**Extracted information**.
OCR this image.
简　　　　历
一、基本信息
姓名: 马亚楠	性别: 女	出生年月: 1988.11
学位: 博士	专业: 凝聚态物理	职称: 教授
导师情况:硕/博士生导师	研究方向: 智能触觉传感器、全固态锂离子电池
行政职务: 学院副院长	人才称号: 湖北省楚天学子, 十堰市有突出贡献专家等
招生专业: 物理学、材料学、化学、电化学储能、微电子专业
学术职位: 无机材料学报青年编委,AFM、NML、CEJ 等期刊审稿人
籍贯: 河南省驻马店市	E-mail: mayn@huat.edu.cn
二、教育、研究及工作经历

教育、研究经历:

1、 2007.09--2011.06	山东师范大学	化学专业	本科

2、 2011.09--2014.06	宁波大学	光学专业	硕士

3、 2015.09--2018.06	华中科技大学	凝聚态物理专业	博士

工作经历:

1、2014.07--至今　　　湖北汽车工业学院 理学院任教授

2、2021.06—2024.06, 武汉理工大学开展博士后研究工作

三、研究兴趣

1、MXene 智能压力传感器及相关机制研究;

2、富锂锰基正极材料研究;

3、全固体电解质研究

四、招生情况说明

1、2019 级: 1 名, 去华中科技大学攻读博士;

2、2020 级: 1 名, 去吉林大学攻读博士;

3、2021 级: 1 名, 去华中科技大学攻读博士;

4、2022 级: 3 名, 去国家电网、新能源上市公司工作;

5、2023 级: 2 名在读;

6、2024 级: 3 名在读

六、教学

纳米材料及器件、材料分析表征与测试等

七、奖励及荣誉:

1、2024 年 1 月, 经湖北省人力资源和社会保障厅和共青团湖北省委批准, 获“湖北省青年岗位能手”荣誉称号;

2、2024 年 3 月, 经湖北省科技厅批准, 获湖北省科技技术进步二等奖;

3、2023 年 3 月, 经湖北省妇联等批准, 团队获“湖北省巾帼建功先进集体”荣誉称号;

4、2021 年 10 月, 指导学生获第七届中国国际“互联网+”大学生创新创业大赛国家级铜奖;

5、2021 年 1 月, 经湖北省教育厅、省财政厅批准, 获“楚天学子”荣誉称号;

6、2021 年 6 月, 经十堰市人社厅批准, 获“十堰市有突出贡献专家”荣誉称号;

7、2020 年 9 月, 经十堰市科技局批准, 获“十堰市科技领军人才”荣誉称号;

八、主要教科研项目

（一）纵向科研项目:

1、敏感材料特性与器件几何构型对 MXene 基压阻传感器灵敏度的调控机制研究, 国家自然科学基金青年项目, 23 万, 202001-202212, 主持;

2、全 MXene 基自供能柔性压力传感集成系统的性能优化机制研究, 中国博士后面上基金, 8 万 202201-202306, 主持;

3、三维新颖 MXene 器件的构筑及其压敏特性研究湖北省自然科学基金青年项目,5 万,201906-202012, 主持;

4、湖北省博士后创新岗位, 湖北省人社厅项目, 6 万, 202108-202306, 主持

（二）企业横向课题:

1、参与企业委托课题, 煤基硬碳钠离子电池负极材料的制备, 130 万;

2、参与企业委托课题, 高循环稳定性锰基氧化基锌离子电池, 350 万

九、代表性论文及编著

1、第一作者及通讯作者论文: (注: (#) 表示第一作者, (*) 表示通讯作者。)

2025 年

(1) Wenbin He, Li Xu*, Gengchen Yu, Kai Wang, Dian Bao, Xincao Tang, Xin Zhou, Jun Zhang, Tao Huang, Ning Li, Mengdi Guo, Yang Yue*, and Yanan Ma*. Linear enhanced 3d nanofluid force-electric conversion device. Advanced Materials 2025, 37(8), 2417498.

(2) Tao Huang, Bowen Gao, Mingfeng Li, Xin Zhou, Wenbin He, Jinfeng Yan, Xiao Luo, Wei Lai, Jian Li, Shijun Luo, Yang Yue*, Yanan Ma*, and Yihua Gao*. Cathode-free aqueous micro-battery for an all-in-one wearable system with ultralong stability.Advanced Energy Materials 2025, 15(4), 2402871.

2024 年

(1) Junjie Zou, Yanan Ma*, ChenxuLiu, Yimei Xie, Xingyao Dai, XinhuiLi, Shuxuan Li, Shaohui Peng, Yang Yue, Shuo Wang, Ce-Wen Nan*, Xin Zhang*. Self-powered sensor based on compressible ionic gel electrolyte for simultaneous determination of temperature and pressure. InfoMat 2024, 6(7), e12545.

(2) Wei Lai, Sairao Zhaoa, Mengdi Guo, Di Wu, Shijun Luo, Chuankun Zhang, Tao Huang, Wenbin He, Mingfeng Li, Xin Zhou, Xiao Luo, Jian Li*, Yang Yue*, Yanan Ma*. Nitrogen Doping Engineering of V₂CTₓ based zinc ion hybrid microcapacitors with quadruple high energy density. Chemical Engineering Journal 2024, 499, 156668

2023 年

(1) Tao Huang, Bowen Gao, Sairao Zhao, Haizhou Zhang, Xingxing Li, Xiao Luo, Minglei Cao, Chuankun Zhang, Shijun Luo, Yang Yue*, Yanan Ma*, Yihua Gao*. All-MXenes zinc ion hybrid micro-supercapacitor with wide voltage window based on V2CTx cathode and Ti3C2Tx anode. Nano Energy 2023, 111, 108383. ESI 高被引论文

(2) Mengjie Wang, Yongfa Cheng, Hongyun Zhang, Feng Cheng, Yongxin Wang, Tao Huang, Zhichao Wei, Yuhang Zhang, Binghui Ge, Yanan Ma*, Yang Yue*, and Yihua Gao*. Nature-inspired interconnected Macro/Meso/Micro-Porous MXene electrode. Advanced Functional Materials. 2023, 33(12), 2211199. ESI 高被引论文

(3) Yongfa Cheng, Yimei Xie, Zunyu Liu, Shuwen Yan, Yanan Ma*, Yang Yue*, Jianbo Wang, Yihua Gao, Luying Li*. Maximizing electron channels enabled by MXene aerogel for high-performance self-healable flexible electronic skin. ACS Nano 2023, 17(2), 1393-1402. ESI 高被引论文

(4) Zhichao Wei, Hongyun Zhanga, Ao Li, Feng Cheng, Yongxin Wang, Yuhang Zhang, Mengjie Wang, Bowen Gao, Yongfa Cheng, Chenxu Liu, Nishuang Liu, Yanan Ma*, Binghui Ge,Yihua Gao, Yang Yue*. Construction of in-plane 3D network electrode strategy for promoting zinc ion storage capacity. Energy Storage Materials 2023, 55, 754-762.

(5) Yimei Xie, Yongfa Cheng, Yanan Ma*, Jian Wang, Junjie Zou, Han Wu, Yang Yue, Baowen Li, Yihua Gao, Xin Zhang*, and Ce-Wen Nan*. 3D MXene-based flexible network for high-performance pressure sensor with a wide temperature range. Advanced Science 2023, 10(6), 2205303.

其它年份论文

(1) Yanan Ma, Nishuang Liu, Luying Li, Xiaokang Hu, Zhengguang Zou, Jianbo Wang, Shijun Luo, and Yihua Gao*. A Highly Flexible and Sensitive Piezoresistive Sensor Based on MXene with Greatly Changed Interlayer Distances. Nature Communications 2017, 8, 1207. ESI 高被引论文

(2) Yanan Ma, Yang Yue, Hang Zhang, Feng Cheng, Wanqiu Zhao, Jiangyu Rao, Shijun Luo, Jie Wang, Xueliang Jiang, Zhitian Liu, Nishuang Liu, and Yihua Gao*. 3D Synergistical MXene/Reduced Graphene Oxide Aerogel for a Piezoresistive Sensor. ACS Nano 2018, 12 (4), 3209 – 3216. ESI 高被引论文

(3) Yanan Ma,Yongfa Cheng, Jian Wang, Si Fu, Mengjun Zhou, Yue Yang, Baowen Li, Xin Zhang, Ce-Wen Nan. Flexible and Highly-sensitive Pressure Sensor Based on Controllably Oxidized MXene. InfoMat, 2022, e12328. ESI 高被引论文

**Task directions**.
Reproduce the full listing exactly.

**Solution to this task**.
OCR this image.
简　　　　历
一、基本信息
姓名: 马亚楠	性别: 女	出生年月: 1988.11
学位: 博士	专业: 凝聚态物理	职称: 教授
导师情况:硕/博士生导师	研究方向: 智能触觉传感器、全固态锂离子电池
行政职务: 学院副院长	人才称号: 湖北省楚天学子, 十堰市有突出贡献专家等
招生专业: 物理学、材料学、化学、电化学储能、微电子专业
学术职位: 无机材料学报青年编委,AFM、NML、CEJ 等期刊审稿人
籍贯: 河南省驻马店市	E-mail: mayn@huat.edu.cn
二、教育、研究及工作经历

教育、研究经历:

1、 2007.09--2011.06	山东师范大学	化学专业	本科

2、 2011.09--2014.06	宁波大学	光学专业	硕士

3、 2015.09--2018.06	华中科技大学	凝聚态物理专业	博士

工作经历:

1、2014.07--至今　　　湖北汽车工业学院 理学院任教授

2、2021.06—2024.06, 武汉理工大学开展博士后研究工作

三、研究兴趣

1、MXene 智能压力传感器及相关机制研究;

2、富锂锰基正极材料研究;

3、全固体电解质研究

四、招生情况说明

1、2019 级: 1 名, 去华中科技大学攻读博士;

2、2020 级: 1 名, 去吉林大学攻读博士;

3、2021 级: 1 名, 去华中科技大学攻读博士;

4、2022 级: 3 名, 去国家电网、新能源上市公司工作;

5、2023 级: 2 名在读;

6、2024 级: 3 名在读

六、教学

纳米材料及器件、材料分析表征与测试等

七、奖励及荣誉:

1、2024 年 1 月, 经湖北省人力资源和社会保障厅和共青团湖北省委批准, 获“湖北省青年岗位能手”荣誉称号;

2、2024 年 3 月, 经湖北省科技厅批准, 获湖北省科技技术进步二等奖;

3、2023 年 3 月, 经湖北省妇联等批准, 团队获“湖北省巾帼建功先进集体”荣誉称号;

4、2021 年 10 月, 指导学生获第七届中国国际“互联网+”大学生创新创业大赛国家级铜奖;

5、2021 年 1 月, 经湖北省教育厅、省财政厅批准, 获“楚天学子”荣誉称号;

6、2021 年 6 月, 经十堰市人社厅批准, 获“十堰市有突出贡献专家”荣誉称号;

7、2020 年 9 月, 经十堰市科技局批准, 获“十堰市科技领军人才”荣誉称号;

八、主要教科研项目

（一）纵向科研项目:

1、敏感材料特性与器件几何构型对 MXene 基压阻传感器灵敏度的调控机制研究, 国家自然科学基金青年项目, 23 万, 202001-202212, 主持;

2、全 MXene 基自供能柔性压力传感集成系统的性能优化机制研究, 中国博士后面上基金, 8 万 202201-202306, 主持;

3、三维新颖 MXene 器件的构筑及其压敏特性研究湖北省自然科学基金青年项目,5 万,201906-202012, 主持;

4、湖北省博士后创新岗位, 湖北省人社厅项目, 6 万, 202108-202306, 主持

（二）企业横向课题:

1、参与企业委托课题, 煤基硬碳钠离子电池负极材料的制备, 130 万;

2、参与企业委托课题, 高循环稳定性锰基氧化基锌离子电池, 350 万

九、代表性论文及编著

1、第一作者及通讯作者论文: (注: (#) 表示第一作者, (*) 表示通讯作者。)

2025 年

(1) Wenbin He, Li Xu*, Gengchen Yu, Kai Wang, Dian Bao, Xincao Tang, Xin Zhou, Jun Zhang, Tao Huang, Ning Li, Mengdi Guo, Yang Yue*, and Yanan Ma*. Linear enhanced 3d nanofluid force-electric conversion device. Advanced Materials 2025, 37(8), 2417498.

(2) Tao Huang, Bowen Gao, Mingfeng Li, Xin Zhou, Wenbin He, Jinfeng Yan, Xiao Luo, Wei Lai, Jian Li, Shijun Luo, Yang Yue*, Yanan Ma*, and Yihua Gao*. Cathode-free aqueous micro-battery for an all-in-one wearable system with ultralong stability.Advanced Energy Materials 2025, 15(4), 2402871.

2024 年

(1) Junjie Zou, Yanan Ma*, ChenxuLiu, Yimei Xie, Xingyao Dai, XinhuiLi, Shuxuan Li, Shaohui Peng, Yang Yue, Shuo Wang, Ce-Wen Nan*, Xin Zhang*. Self-powered sensor based on compressible ionic gel electrolyte for simultaneous determination of temperature and pressure. InfoMat 2024, 6(7), e12545.

(2) Wei Lai, Sairao Zhaoa, Mengdi Guo, Di Wu, Shijun Luo, Chuankun Zhang, Tao Huang, Wenbin He, Mingfeng Li, Xin Zhou, Xiao Luo, Jian Li*, Yang Yue*, Yanan Ma*. Nitrogen Doping Engineering of V₂CTₓ based zinc ion hybrid microcapacitors with quadruple high energy density. Chemical Engineering Journal 2024, 499, 156668

2023 年

(1) Tao Huang, Bowen Gao, Sairao Zhao, Haizhou Zhang, Xingxing Li, Xiao Luo, Minglei Cao, Chuankun Zhang, Shijun Luo, Yang Yue*, Yanan Ma*, Yihua Gao*. All-MXenes zinc ion hybrid micro-supercapacitor with wide voltage window based on V2CTx cathode and Ti3C2Tx anode. Nano Energy 2023, 111, 108383. ESI 高被引论文

(2) Mengjie Wang, Yongfa Cheng, Hongyun Zhang, Feng Cheng, Yongxin Wang, Tao Huang, Zhichao Wei, Yuhang Zhang, Binghui Ge, Yanan Ma*, Yang Yue*, and Yihua Gao*. Nature-inspired interconnected Macro/Meso/Micro-Porous MXene electrode. Advanced Functional Materials. 2023, 33(12), 2211199. ESI 高被引论文

(3) Yongfa Cheng, Yimei Xie, Zunyu Liu, Shuwen Yan, Yanan Ma*, Yang Yue*, Jianbo Wang, Yihua Gao, Luying Li*. Maximizing electron channels enabled by MXene aerogel for high-performance self-healable flexible electronic skin. ACS Nano 2023, 17(2), 1393-1402. ESI 高被引论文

(4) Zhichao Wei, Hongyun Zhanga, Ao Li, Feng Cheng, Yongxin Wang, Yuhang Zhang, Mengjie Wang, Bowen Gao, Yongfa Cheng, Chenxu Liu, Nishuang Liu, Yanan Ma*, Binghui Ge,Yihua Gao, Yang Yue*. Construction of in-plane 3D network electrode strategy for promoting zinc ion storage capacity. Energy Storage Materials 2023, 55, 754-762.

(5) Yimei Xie, Yongfa Cheng, Yanan Ma*, Jian Wang, Junjie Zou, Han Wu, Yang Yue, Baowen Li, Yihua Gao, Xin Zhang*, and Ce-Wen Nan*. 3D MXene-based flexible network for high-performance pressure sensor with a wide temperature range. Advanced Science 2023, 10(6), 2205303.

其它年份论文

(1) Yanan Ma, Nishuang Liu, Luying Li, Xiaokang Hu, Zhengguang Zou, Jianbo Wang, Shijun Luo, and Yihua Gao*. A Highly Flexible and Sensitive Piezoresistive Sensor Based on MXene with Greatly Changed Interlayer Distances. Nature Communications 2017, 8, 1207. ESI 高被引论文

(2) Yanan Ma, Yang Yue, Hang Zhang, Feng Cheng, Wanqiu Zhao, Jiangyu Rao, Shijun Luo, Jie Wang, Xueliang Jiang, Zhitian Liu, Nishuang Liu, and Yihua Gao*. 3D Synergistical MXene/Reduced Graphene Oxide Aerogel for a Piezoresistive Sensor. ACS Nano 2018, 12 (4), 3209 – 3216. ESI 高被引论文

(3) Yanan Ma,Yongfa Cheng, Jian Wang, Si Fu, Mengjun Zhou, Yue Yang, Baowen Li, Xin Zhang, Ce-Wen Nan. Flexible and Highly-sensitive Pressure Sensor Based on Controllably Oxidized MXene. InfoMat, 2022, e12328. ESI 高被引论文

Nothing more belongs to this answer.